Start ENTRIES
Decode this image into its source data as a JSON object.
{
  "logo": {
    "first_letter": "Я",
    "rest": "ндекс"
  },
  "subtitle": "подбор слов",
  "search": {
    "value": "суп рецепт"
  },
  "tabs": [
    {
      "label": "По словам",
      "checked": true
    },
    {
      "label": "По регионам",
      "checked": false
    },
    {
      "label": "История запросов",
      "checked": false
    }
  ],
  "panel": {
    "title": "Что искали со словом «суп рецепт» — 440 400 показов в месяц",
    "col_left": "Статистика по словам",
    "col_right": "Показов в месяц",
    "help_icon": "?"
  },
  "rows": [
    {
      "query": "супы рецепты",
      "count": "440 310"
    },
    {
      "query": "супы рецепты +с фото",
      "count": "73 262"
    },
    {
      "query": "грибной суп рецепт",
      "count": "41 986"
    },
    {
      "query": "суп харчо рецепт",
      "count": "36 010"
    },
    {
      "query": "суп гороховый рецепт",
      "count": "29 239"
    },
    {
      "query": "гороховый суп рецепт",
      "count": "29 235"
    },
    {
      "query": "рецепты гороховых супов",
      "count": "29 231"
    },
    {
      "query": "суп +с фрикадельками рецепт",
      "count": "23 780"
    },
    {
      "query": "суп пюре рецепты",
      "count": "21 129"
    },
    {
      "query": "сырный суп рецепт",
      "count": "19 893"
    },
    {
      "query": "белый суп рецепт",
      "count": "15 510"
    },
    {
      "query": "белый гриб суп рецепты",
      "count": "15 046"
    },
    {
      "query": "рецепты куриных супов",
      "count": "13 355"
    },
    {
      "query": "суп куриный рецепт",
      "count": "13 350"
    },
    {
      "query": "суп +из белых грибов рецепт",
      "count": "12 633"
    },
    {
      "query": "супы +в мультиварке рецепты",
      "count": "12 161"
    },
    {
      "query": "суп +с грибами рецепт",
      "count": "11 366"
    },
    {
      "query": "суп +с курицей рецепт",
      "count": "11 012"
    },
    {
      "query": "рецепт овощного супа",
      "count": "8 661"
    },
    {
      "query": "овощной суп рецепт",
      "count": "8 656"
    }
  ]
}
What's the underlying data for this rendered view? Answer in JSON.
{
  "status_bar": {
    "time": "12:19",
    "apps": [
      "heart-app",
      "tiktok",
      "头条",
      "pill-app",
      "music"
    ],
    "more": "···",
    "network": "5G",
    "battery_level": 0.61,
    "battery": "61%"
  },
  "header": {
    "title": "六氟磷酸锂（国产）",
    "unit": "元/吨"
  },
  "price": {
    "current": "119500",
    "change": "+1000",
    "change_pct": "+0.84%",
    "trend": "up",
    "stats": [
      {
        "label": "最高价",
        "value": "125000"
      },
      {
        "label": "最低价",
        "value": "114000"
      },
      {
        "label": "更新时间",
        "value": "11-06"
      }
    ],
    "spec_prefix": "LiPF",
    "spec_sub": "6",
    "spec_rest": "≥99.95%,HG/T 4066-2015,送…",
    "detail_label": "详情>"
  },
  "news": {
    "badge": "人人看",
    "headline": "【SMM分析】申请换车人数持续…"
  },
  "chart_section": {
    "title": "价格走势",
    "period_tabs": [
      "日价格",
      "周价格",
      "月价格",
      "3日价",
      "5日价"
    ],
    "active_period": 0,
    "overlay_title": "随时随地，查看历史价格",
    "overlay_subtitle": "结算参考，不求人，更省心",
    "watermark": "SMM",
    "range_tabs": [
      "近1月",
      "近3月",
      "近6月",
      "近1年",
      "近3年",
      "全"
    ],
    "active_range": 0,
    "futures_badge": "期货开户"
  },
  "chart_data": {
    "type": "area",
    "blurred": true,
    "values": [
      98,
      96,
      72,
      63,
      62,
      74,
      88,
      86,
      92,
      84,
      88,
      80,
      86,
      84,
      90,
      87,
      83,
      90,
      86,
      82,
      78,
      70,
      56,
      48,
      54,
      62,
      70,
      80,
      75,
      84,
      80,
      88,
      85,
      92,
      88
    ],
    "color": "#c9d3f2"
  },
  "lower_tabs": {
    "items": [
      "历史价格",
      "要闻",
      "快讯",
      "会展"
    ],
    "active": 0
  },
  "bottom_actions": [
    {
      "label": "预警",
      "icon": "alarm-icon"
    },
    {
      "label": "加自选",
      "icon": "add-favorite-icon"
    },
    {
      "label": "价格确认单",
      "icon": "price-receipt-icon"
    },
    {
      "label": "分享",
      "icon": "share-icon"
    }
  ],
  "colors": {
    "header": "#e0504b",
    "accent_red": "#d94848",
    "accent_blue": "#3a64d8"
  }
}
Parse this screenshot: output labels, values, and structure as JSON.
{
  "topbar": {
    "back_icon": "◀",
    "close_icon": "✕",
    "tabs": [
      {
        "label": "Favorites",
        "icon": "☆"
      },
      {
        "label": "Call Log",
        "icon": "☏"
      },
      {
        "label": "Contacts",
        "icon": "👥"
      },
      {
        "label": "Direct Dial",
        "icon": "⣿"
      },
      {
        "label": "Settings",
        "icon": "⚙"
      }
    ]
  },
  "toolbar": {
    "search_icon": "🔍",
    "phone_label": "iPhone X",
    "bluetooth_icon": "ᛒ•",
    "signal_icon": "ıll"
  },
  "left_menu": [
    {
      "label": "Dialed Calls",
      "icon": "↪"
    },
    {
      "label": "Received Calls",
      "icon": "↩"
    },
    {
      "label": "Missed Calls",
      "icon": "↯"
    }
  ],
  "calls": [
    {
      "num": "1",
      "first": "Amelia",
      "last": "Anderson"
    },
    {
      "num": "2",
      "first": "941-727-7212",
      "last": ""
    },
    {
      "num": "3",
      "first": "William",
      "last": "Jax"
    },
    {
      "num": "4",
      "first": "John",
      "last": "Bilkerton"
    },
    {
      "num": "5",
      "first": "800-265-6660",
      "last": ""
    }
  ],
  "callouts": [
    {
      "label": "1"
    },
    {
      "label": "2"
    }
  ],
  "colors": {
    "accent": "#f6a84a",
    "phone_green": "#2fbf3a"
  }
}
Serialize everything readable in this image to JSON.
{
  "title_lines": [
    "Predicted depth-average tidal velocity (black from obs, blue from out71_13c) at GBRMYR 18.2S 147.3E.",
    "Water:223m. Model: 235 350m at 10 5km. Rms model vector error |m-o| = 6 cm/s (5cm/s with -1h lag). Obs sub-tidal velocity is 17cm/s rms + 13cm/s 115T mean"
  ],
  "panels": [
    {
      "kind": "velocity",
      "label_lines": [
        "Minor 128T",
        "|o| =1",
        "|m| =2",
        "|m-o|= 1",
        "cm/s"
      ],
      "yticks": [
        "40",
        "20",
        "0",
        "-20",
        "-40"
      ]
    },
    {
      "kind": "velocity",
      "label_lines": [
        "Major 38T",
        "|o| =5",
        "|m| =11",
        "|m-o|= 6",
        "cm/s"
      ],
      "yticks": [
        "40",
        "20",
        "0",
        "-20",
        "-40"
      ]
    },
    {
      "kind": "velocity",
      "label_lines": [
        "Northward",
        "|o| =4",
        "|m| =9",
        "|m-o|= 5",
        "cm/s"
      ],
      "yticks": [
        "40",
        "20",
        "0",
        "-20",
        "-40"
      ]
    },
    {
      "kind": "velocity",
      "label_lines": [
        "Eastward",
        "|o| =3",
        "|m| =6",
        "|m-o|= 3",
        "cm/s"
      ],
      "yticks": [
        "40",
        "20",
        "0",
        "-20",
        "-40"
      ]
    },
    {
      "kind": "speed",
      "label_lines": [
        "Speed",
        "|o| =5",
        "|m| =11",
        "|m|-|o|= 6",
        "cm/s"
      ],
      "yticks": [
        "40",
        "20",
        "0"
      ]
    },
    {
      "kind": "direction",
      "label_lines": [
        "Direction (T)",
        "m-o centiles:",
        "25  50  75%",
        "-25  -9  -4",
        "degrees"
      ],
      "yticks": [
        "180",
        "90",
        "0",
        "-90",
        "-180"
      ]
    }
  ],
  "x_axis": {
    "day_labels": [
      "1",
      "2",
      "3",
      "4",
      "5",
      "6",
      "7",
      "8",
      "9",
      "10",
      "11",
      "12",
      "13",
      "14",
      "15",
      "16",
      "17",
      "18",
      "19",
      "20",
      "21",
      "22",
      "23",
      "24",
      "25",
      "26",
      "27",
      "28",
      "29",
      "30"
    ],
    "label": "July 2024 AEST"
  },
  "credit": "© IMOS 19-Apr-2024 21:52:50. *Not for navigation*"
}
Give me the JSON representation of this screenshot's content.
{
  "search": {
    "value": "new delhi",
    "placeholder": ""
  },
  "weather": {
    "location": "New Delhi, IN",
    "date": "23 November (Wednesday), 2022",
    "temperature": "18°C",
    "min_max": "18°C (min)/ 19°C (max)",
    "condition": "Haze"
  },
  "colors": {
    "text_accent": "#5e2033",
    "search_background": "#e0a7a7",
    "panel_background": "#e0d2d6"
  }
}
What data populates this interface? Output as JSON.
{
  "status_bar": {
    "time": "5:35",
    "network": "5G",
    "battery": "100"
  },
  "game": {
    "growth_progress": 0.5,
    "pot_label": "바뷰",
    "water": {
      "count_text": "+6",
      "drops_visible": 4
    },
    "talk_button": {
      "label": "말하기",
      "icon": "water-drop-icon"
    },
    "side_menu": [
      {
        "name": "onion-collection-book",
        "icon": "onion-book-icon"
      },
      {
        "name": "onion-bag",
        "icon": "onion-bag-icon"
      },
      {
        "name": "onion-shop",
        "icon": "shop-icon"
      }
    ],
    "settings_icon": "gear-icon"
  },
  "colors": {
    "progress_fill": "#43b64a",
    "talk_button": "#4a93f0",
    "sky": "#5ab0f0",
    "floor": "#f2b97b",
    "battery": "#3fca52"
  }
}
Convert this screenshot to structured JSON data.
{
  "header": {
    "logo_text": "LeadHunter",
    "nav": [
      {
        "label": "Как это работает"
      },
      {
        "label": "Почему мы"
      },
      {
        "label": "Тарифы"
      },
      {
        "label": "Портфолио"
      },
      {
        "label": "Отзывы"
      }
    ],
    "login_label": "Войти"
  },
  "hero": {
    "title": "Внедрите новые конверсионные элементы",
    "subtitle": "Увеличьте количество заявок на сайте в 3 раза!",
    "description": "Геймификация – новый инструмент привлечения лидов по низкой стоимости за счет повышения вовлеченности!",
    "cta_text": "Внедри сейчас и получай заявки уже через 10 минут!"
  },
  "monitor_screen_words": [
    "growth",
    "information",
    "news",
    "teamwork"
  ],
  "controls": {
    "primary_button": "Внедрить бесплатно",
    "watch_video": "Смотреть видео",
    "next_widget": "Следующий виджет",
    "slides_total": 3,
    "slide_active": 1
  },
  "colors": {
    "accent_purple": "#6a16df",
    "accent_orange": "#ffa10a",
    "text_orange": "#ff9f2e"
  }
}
End ENTRIES
# WHAT THE TASK REQUIRES:
Each line from the one containing "Convert this screenshot" to the final line of the entries above must be returned exactly, and no other line may appear.

# THE ANSWER:
Convert this screenshot to structured JSON data.
{
  "header": {
    "logo_text": "LeadHunter",
    "nav": [
      {
        "label": "Как это работает"
      },
      {
        "label": "Почему мы"
      },
      {
        "label": "Тарифы"
      },
      {
        "label": "Портфолио"
      },
      {
        "label": "Отзывы"
      }
    ],
    "login_label": "Войти"
  },
  "hero": {
    "title": "Внедрите новые конверсионные элементы",
    "subtitle": "Увеличьте количество заявок на сайте в 3 раза!",
    "description": "Геймификация – новый инструмент привлечения лидов по низкой стоимости за счет повышения вовлеченности!",
    "cta_text": "Внедри сейчас и получай заявки уже через 10 минут!"
  },
  "monitor_screen_words": [
    "growth",
    "information",
    "news",
    "teamwork"
  ],
  "controls": {
    "primary_button": "Внедрить бесплатно",
    "watch_video": "Смотреть видео",
    "next_widget": "Следующий виджет",
    "slides_total": 3,
    "slide_active": 1
  },
  "colors": {
    "accent_purple": "#6a16df",
    "accent_orange": "#ffa10a",
    "text_orange": "#ff9f2e"
  }
}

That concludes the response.